§ EXERCISE REQUIREMENTS:
Check each line of the listing for the string "Outflow", count the lines that have it, and answer with that number only.

§ DATA SHOWN:

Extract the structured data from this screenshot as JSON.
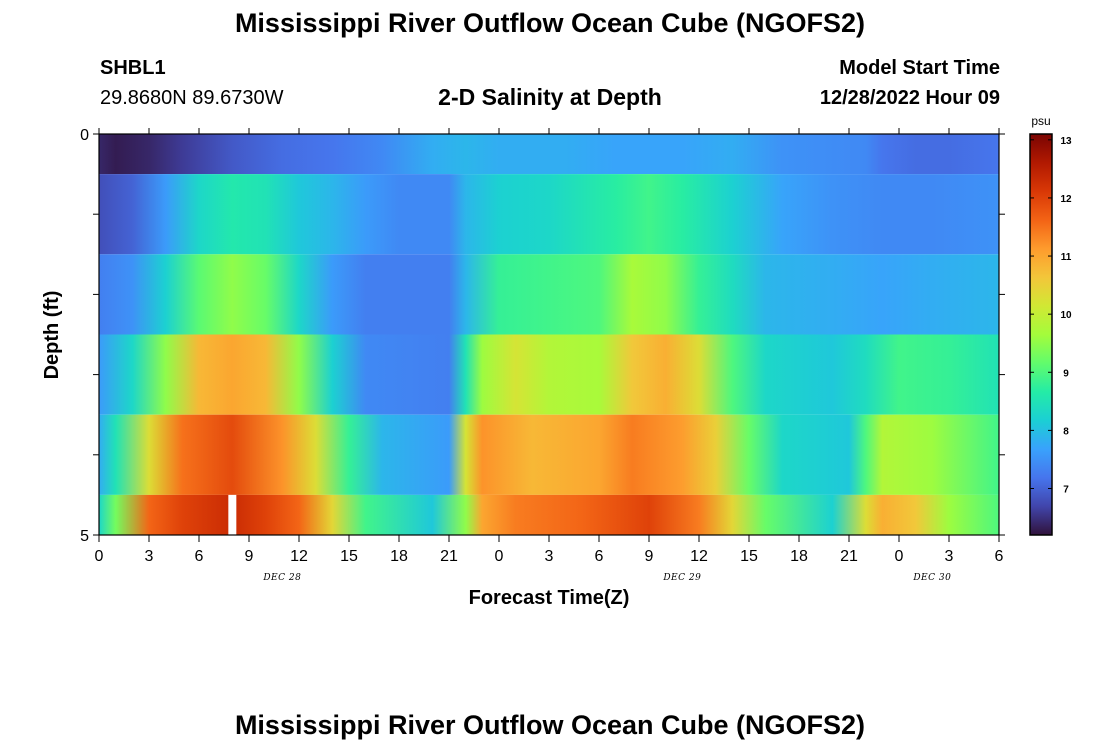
{
  "header": {
    "title": "Mississippi River Outflow Ocean Cube (NGOFS2)",
    "station_id": "SHBL1",
    "station_coords": "29.8680N  89.6730W",
    "subtitle": "2-D Salinity at Depth",
    "model_start_label": "Model Start Time",
    "model_start_value": "12/28/2022 Hour 09"
  },
  "footer": {
    "title": "Mississippi River Outflow Ocean Cube (NGOFS2)"
  },
  "chart_data": {
    "type": "heatmap",
    "title": "2-D Salinity at Depth",
    "xlabel": "Forecast Time(Z)",
    "ylabel": "Depth (ft)",
    "x_tick_labels": [
      "0",
      "3",
      "6",
      "9",
      "12",
      "15",
      "18",
      "21",
      "0",
      "3",
      "6",
      "9",
      "12",
      "15",
      "18",
      "21",
      "0",
      "3",
      "6"
    ],
    "x_range_hours": [
      0,
      54
    ],
    "date_labels": [
      {
        "label": "DEC 28",
        "hour": 11
      },
      {
        "label": "DEC 29",
        "hour": 35
      },
      {
        "label": "DEC 30",
        "hour": 50
      }
    ],
    "y_range": [
      0,
      5
    ],
    "y_tick_labels": [
      "0",
      "5"
    ],
    "colorbar": {
      "unit": "psu",
      "min": 6.2,
      "max": 13.1,
      "tick_labels": [
        "7",
        "8",
        "9",
        "10",
        "11",
        "12",
        "13"
      ],
      "colors": [
        "#30123b",
        "#4145ab",
        "#4675ed",
        "#39a2fc",
        "#1bcfd4",
        "#24eca6",
        "#61fc6c",
        "#a4fc3b",
        "#d1e834",
        "#f3c63a",
        "#fe9b2d",
        "#f36315",
        "#d93806",
        "#b11901",
        "#7a0402"
      ]
    },
    "missing_marker_hour": 8,
    "depth_layers": [
      {
        "depth_top": 0,
        "depth_bottom": 0.5,
        "keyframes": [
          [
            0,
            6.4
          ],
          [
            1,
            6.3
          ],
          [
            3,
            6.4
          ],
          [
            5,
            6.6
          ],
          [
            8,
            6.9
          ],
          [
            11,
            7.1
          ],
          [
            14,
            7.2
          ],
          [
            17,
            7.4
          ],
          [
            20,
            7.8
          ],
          [
            22,
            7.9
          ],
          [
            24,
            7.8
          ],
          [
            28,
            7.8
          ],
          [
            31,
            7.7
          ],
          [
            33,
            7.7
          ],
          [
            35,
            7.7
          ],
          [
            38,
            7.8
          ],
          [
            41,
            7.5
          ],
          [
            46,
            7.4
          ],
          [
            47,
            7.2
          ],
          [
            49,
            7.1
          ],
          [
            51,
            7.1
          ],
          [
            54,
            7.2
          ]
        ]
      },
      {
        "depth_top": 0.5,
        "depth_bottom": 1.5,
        "keyframes": [
          [
            0,
            6.8
          ],
          [
            2,
            7.0
          ],
          [
            4,
            7.6
          ],
          [
            6,
            8.3
          ],
          [
            8,
            8.6
          ],
          [
            10,
            8.5
          ],
          [
            12,
            8.1
          ],
          [
            14,
            7.9
          ],
          [
            16,
            7.6
          ],
          [
            18,
            7.4
          ],
          [
            21,
            7.4
          ],
          [
            22,
            7.9
          ],
          [
            24,
            8.2
          ],
          [
            27,
            8.3
          ],
          [
            31,
            8.7
          ],
          [
            33,
            8.9
          ],
          [
            35,
            8.7
          ],
          [
            38,
            8.2
          ],
          [
            41,
            7.7
          ],
          [
            44,
            7.5
          ],
          [
            47,
            7.4
          ],
          [
            50,
            7.4
          ],
          [
            54,
            7.5
          ]
        ]
      },
      {
        "depth_top": 1.5,
        "depth_bottom": 2.5,
        "keyframes": [
          [
            0,
            7.3
          ],
          [
            2,
            7.5
          ],
          [
            4,
            8.2
          ],
          [
            6,
            9.1
          ],
          [
            8,
            9.5
          ],
          [
            10,
            9.2
          ],
          [
            12,
            8.3
          ],
          [
            14,
            7.6
          ],
          [
            16,
            7.3
          ],
          [
            21,
            7.3
          ],
          [
            22,
            7.9
          ],
          [
            24,
            8.8
          ],
          [
            27,
            8.9
          ],
          [
            30,
            9.0
          ],
          [
            32,
            9.7
          ],
          [
            34,
            9.5
          ],
          [
            36,
            8.8
          ],
          [
            38,
            8.4
          ],
          [
            40,
            7.9
          ],
          [
            44,
            7.8
          ],
          [
            47,
            7.7
          ],
          [
            50,
            7.8
          ],
          [
            54,
            7.9
          ]
        ]
      },
      {
        "depth_top": 2.5,
        "depth_bottom": 3.5,
        "keyframes": [
          [
            0,
            7.6
          ],
          [
            2,
            8.3
          ],
          [
            4,
            9.5
          ],
          [
            6,
            10.8
          ],
          [
            8,
            11.0
          ],
          [
            10,
            10.8
          ],
          [
            12,
            9.5
          ],
          [
            14,
            8.2
          ],
          [
            16,
            7.4
          ],
          [
            21,
            7.3
          ],
          [
            22,
            8.5
          ],
          [
            23,
            9.6
          ],
          [
            25,
            10.2
          ],
          [
            27,
            9.8
          ],
          [
            30,
            9.7
          ],
          [
            32,
            10.6
          ],
          [
            34,
            10.9
          ],
          [
            36,
            10.3
          ],
          [
            38,
            9.0
          ],
          [
            40,
            8.3
          ],
          [
            44,
            8.1
          ],
          [
            46,
            8.4
          ],
          [
            48,
            8.9
          ],
          [
            51,
            8.8
          ],
          [
            54,
            8.5
          ]
        ]
      },
      {
        "depth_top": 3.5,
        "depth_bottom": 4.5,
        "keyframes": [
          [
            0,
            7.8
          ],
          [
            1,
            8.5
          ],
          [
            3,
            10.3
          ],
          [
            5,
            11.5
          ],
          [
            8,
            11.9
          ],
          [
            11,
            11.2
          ],
          [
            13,
            10.3
          ],
          [
            15,
            8.8
          ],
          [
            17,
            7.9
          ],
          [
            21,
            7.6
          ],
          [
            22,
            10.2
          ],
          [
            23,
            11.2
          ],
          [
            26,
            10.8
          ],
          [
            30,
            11.0
          ],
          [
            32,
            11.4
          ],
          [
            35,
            11.1
          ],
          [
            37,
            10.5
          ],
          [
            39,
            9.2
          ],
          [
            41,
            8.3
          ],
          [
            45,
            8.1
          ],
          [
            46,
            9.0
          ],
          [
            47,
            9.8
          ],
          [
            50,
            9.6
          ],
          [
            54,
            8.9
          ]
        ]
      },
      {
        "depth_top": 4.5,
        "depth_bottom": 5,
        "keyframes": [
          [
            0,
            8.3
          ],
          [
            1,
            9.3
          ],
          [
            3,
            11.6
          ],
          [
            5,
            12.0
          ],
          [
            8,
            12.3
          ],
          [
            10,
            12.0
          ],
          [
            12,
            11.6
          ],
          [
            14,
            10.4
          ],
          [
            16,
            8.9
          ],
          [
            20,
            8.1
          ],
          [
            22,
            9.5
          ],
          [
            23,
            11.0
          ],
          [
            25,
            11.4
          ],
          [
            29,
            11.6
          ],
          [
            33,
            12.0
          ],
          [
            36,
            11.4
          ],
          [
            38,
            10.4
          ],
          [
            40,
            9.2
          ],
          [
            44,
            8.2
          ],
          [
            46,
            10.3
          ],
          [
            47,
            10.9
          ],
          [
            49,
            10.6
          ],
          [
            51,
            9.6
          ],
          [
            54,
            9.0
          ]
        ]
      }
    ]
  }
}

§ REPLY:
2